Extract the full set of records, then give each one again exactly.

Entries taken from a collection:
────────────────

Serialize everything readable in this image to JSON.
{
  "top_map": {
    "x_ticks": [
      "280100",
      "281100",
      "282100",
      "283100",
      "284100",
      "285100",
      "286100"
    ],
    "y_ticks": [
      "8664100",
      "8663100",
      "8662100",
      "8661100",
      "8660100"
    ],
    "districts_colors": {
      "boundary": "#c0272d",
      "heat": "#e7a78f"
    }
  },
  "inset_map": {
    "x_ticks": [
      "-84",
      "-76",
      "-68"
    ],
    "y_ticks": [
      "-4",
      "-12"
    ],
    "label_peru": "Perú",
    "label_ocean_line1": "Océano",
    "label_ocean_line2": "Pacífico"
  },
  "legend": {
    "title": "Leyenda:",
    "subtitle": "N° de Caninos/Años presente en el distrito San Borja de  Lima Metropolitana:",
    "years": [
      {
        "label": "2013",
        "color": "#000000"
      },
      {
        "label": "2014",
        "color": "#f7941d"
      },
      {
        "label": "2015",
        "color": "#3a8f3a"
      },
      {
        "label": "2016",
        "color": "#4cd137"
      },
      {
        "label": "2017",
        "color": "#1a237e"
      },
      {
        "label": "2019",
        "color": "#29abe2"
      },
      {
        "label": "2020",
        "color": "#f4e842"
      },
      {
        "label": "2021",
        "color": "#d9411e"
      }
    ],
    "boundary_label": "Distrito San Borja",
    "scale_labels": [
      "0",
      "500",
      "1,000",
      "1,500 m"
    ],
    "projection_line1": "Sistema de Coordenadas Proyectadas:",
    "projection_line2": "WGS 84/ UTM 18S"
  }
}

────────────────

[SOLUTION TO THE PROBLEM]
Serialize everything readable in this image to JSON.
{
  "top_map": {
    "x_ticks": [
      "280100",
      "281100",
      "282100",
      "283100",
      "284100",
      "285100",
      "286100"
    ],
    "y_ticks": [
      "8664100",
      "8663100",
      "8662100",
      "8661100",
      "8660100"
    ],
    "districts_colors": {
      "boundary": "#c0272d",
      "heat": "#e7a78f"
    }
  },
  "inset_map": {
    "x_ticks": [
      "-84",
      "-76",
      "-68"
    ],
    "y_ticks": [
      "-4",
      "-12"
    ],
    "label_peru": "Perú",
    "label_ocean_line1": "Océano",
    "label_ocean_line2": "Pacífico"
  },
  "legend": {
    "title": "Leyenda:",
    "subtitle": "N° de Caninos/Años presente en el distrito San Borja de  Lima Metropolitana:",
    "years": [
      {
        "label": "2013",
        "color": "#000000"
      },
      {
        "label": "2014",
        "color": "#f7941d"
      },
      {
        "label": "2015",
        "color": "#3a8f3a"
      },
      {
        "label": "2016",
        "color": "#4cd137"
      },
      {
        "label": "2017",
        "color": "#1a237e"
      },
      {
        "label": "2019",
        "color": "#29abe2"
      },
      {
        "label": "2020",
        "color": "#f4e842"
      },
      {
        "label": "2021",
        "color": "#d9411e"
      }
    ],
    "boundary_label": "Distrito San Borja",
    "scale_labels": [
      "0",
      "500",
      "1,000",
      "1,500 m"
    ],
    "projection_line1": "Sistema de Coordenadas Proyectadas:",
    "projection_line2": "WGS 84/ UTM 18S"
  }
}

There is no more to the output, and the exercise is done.